[Data entries]
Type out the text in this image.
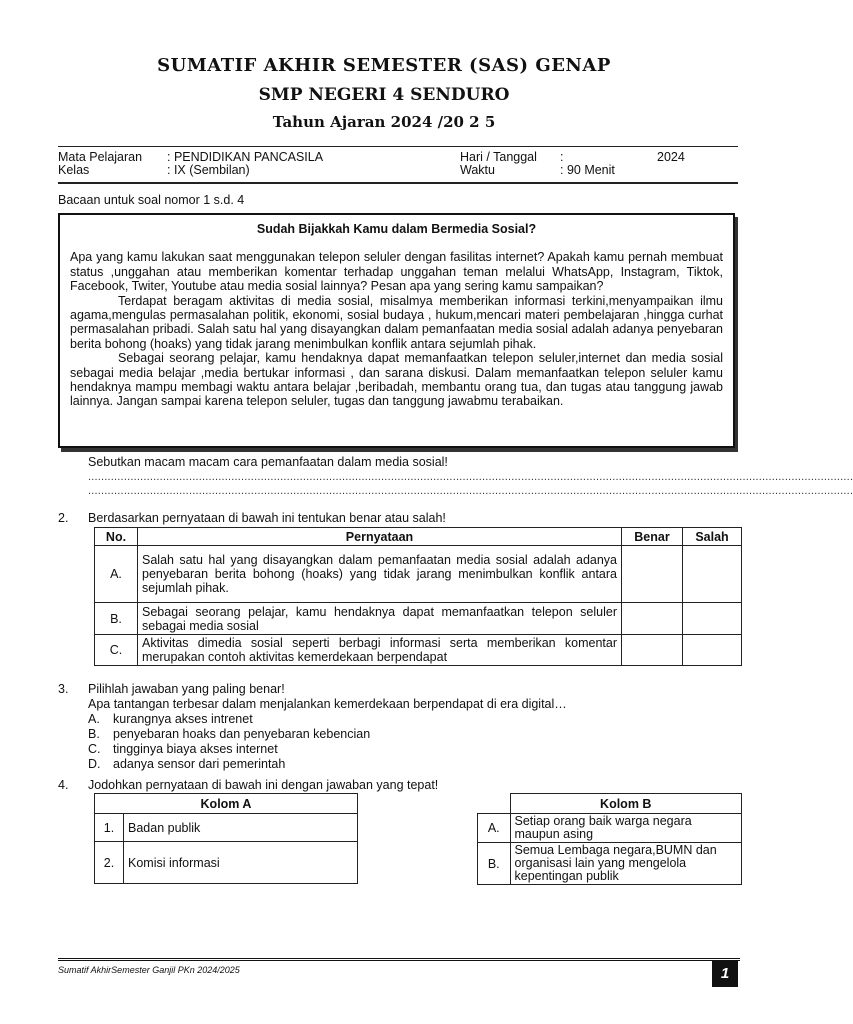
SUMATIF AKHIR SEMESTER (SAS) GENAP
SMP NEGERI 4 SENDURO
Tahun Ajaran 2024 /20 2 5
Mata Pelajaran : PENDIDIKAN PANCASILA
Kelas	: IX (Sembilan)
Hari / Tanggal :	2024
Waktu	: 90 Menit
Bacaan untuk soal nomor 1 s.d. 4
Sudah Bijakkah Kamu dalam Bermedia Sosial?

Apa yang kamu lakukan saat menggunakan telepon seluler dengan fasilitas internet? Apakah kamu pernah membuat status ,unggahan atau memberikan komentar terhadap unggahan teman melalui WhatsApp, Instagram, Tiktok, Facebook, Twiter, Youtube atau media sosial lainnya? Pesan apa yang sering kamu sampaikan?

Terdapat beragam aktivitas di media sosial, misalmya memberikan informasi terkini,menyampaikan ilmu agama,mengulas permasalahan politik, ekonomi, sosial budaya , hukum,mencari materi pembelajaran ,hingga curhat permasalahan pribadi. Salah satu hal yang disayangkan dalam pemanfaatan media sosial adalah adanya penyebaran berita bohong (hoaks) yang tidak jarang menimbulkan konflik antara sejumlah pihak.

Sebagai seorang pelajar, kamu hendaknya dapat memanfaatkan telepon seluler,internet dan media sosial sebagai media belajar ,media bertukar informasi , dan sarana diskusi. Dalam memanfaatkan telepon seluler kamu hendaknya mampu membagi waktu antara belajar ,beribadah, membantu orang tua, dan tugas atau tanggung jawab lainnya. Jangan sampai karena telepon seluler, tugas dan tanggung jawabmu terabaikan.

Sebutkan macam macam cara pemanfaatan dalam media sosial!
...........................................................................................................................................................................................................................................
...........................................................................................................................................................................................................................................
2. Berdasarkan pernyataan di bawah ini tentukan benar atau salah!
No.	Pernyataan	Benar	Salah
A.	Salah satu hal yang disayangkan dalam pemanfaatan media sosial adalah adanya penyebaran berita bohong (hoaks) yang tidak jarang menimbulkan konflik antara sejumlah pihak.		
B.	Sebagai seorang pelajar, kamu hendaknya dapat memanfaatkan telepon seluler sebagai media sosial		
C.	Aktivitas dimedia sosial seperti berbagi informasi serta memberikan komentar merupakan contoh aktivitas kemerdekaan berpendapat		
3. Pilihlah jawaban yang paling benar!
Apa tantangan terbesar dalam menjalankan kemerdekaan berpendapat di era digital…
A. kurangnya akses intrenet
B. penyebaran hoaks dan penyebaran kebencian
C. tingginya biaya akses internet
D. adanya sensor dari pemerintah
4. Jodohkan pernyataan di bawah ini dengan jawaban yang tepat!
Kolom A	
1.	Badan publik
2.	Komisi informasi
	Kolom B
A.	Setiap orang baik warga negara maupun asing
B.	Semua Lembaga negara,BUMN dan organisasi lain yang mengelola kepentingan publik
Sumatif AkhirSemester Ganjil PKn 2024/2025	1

* * *

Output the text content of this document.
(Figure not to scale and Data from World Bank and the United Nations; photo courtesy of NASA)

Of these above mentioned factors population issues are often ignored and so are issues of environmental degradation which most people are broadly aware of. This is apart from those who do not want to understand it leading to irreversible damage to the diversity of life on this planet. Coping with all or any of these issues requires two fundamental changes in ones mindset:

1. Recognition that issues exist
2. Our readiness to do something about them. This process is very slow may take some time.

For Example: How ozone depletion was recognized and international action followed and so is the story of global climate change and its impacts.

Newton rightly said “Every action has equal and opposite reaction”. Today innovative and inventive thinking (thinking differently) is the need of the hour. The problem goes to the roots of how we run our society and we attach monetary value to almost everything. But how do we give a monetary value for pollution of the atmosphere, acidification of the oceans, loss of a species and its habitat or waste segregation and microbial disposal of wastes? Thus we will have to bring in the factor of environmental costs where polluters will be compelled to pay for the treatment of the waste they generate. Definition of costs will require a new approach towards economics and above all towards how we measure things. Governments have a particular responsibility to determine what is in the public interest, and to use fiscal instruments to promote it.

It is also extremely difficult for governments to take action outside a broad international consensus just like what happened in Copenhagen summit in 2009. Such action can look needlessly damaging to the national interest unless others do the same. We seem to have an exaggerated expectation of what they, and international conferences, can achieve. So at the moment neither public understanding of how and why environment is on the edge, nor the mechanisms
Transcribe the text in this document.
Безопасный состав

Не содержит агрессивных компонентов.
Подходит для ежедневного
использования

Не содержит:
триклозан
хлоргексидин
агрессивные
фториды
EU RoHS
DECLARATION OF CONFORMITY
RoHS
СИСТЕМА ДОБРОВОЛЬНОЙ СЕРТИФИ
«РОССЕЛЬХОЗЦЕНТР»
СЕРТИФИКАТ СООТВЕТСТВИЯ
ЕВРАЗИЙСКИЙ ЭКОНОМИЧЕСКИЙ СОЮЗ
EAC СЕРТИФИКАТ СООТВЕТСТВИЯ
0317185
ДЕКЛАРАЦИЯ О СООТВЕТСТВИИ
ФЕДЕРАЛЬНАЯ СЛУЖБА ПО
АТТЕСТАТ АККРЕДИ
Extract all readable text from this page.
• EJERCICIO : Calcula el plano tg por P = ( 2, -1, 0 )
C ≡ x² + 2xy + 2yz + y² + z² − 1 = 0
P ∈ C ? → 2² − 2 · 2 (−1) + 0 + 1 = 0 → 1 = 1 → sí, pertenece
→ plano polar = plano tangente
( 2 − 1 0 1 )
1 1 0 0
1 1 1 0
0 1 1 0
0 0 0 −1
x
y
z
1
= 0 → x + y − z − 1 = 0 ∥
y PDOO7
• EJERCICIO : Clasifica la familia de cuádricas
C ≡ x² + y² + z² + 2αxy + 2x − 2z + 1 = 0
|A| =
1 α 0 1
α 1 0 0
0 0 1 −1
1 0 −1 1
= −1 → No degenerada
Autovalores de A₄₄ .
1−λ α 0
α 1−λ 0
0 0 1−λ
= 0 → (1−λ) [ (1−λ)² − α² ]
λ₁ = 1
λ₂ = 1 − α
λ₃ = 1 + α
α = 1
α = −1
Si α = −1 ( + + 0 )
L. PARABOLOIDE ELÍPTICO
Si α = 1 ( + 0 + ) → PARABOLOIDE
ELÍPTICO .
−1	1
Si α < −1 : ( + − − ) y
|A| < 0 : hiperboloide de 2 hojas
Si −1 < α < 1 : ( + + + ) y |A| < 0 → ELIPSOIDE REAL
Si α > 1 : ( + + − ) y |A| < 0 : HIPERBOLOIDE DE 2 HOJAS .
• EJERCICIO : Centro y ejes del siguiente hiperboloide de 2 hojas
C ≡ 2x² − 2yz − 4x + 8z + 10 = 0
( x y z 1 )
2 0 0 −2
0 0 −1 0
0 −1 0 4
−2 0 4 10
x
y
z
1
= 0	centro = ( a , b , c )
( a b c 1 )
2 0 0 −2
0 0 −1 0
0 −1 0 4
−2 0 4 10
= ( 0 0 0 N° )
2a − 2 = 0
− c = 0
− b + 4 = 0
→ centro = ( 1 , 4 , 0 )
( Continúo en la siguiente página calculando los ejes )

--

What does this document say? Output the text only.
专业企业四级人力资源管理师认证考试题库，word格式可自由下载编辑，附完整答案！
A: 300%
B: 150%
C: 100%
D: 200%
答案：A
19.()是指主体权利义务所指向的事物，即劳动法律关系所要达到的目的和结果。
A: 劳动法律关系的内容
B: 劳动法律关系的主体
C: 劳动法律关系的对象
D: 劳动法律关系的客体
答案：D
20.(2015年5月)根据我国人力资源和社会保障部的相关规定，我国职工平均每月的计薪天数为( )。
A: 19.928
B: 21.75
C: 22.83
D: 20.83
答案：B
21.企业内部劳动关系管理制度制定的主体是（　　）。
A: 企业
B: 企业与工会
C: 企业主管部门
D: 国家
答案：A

*WHAT IS REQUIRED*.
Copy out every line from the material above in which the word "akses" appears.

*SOLUTION*.
A. kurangnya akses intrenet
C. tingginya biaya akses internet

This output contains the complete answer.